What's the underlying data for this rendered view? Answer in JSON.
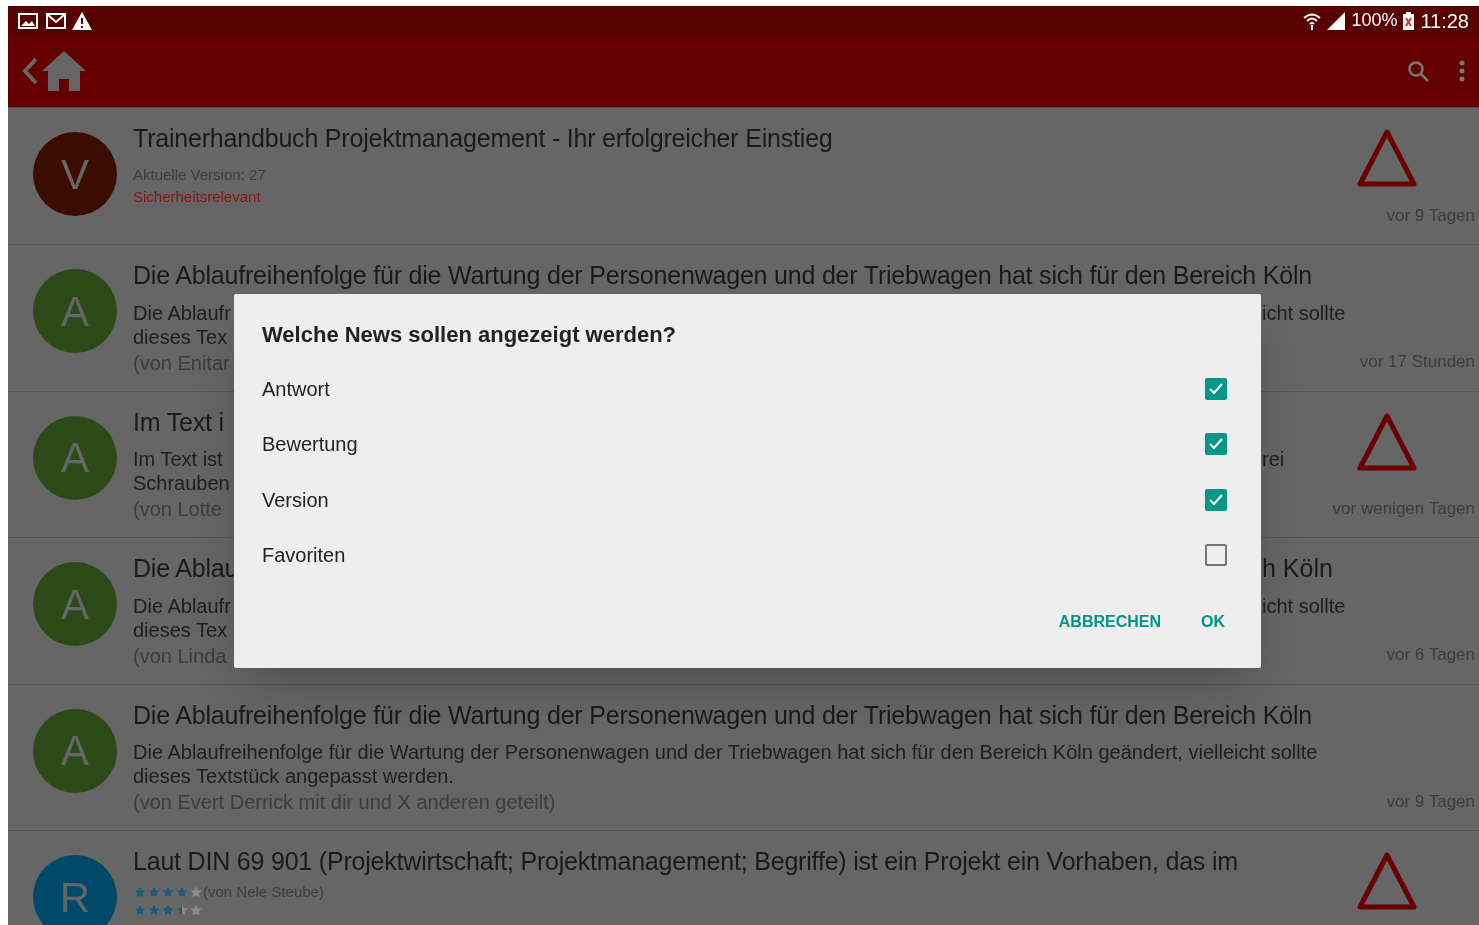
{
  "status_bar": {
    "battery": "100%",
    "time": "11:28"
  },
  "rows": [
    {
      "avatar": {
        "letter": "V",
        "color": "#3b0d00"
      },
      "title": {
        "left": "Trainerhandbuch Projektmanagement - Ihr erfolgreicher Einstieg"
      },
      "lines": [
        {
          "kind": "meta",
          "left": "Aktuelle Version: 27"
        },
        {
          "kind": "alert",
          "left": "Sicherheitsrelevant"
        }
      ],
      "warning": true,
      "time": "vor 9 Tagen"
    },
    {
      "avatar": {
        "letter": "A",
        "color": "#2c4a17"
      },
      "title": {
        "left": "Die Ablaufreihenfolge für die Wartung der Personenwagen und der Triebwagen hat sich für den Bereich Köln"
      },
      "lines": [
        {
          "kind": "body",
          "left": "Die Ablaufr",
          "right": "icht sollte"
        },
        {
          "kind": "body",
          "left": "dieses Tex"
        },
        {
          "kind": "author",
          "left": "(von Enitar"
        }
      ],
      "warning": false,
      "time": "vor 17 Stunden"
    },
    {
      "avatar": {
        "letter": "A",
        "color": "#2c4a17"
      },
      "title": {
        "left": "Im Text i"
      },
      "lines": [
        {
          "kind": "body",
          "left": "Im Text ist",
          "right": "rei"
        },
        {
          "kind": "body",
          "left": "Schrauben"
        },
        {
          "kind": "author",
          "left": "(von Lotte"
        }
      ],
      "warning": true,
      "time": "vor wenigen Tagen"
    },
    {
      "avatar": {
        "letter": "A",
        "color": "#2c4a17"
      },
      "title": {
        "left": "Die Ablau",
        "right": "h Köln"
      },
      "lines": [
        {
          "kind": "body",
          "left": "Die Ablaufr",
          "right": "icht sollte"
        },
        {
          "kind": "body",
          "left": "dieses Tex"
        },
        {
          "kind": "author",
          "left": "(von Linda"
        }
      ],
      "warning": false,
      "time": "vor 6 Tagen"
    },
    {
      "avatar": {
        "letter": "A",
        "color": "#2c4a17"
      },
      "title": {
        "left": "Die Ablaufreihenfolge für die Wartung der Personenwagen und der Triebwagen hat sich für den Bereich Köln"
      },
      "lines": [
        {
          "kind": "body",
          "left": "Die Ablaufreihenfolge für die Wartung der Personenwagen und der Triebwagen hat sich für den Bereich Köln geändert, vielleicht sollte"
        },
        {
          "kind": "body",
          "left": "dieses Textstück angepasst werden."
        },
        {
          "kind": "author",
          "left": "(von Evert Derrick mit dir und X anderen geteilt)"
        }
      ],
      "warning": false,
      "time": "vor 9 Tagen"
    },
    {
      "avatar": {
        "letter": "R",
        "color": "#004968"
      },
      "title": {
        "left": "Laut DIN 69 901 (Projektwirtschaft; Projektmanagement; Begriffe) ist ein Projekt ein Vorhaben, das im"
      },
      "lines": [
        {
          "kind": "rating",
          "stars": 4,
          "left": "(von Nele Steube)"
        },
        {
          "kind": "rating",
          "stars": 3.5
        }
      ],
      "warning": true
    }
  ],
  "dialog": {
    "title": "Welche News sollen angezeigt werden?",
    "options": [
      {
        "label": "Antwort",
        "checked": true
      },
      {
        "label": "Bewertung",
        "checked": true
      },
      {
        "label": "Version",
        "checked": true
      },
      {
        "label": "Favoriten",
        "checked": false
      }
    ],
    "buttons": [
      "ABBRECHEN",
      "OK"
    ]
  }
}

**Task:**
Search the lines for the string "label" and copy every line that has it.

**Solution:**
        "label": "Antwort",
        "label": "Bewertung",
        "label": "Version",
        "label": "Favoriten",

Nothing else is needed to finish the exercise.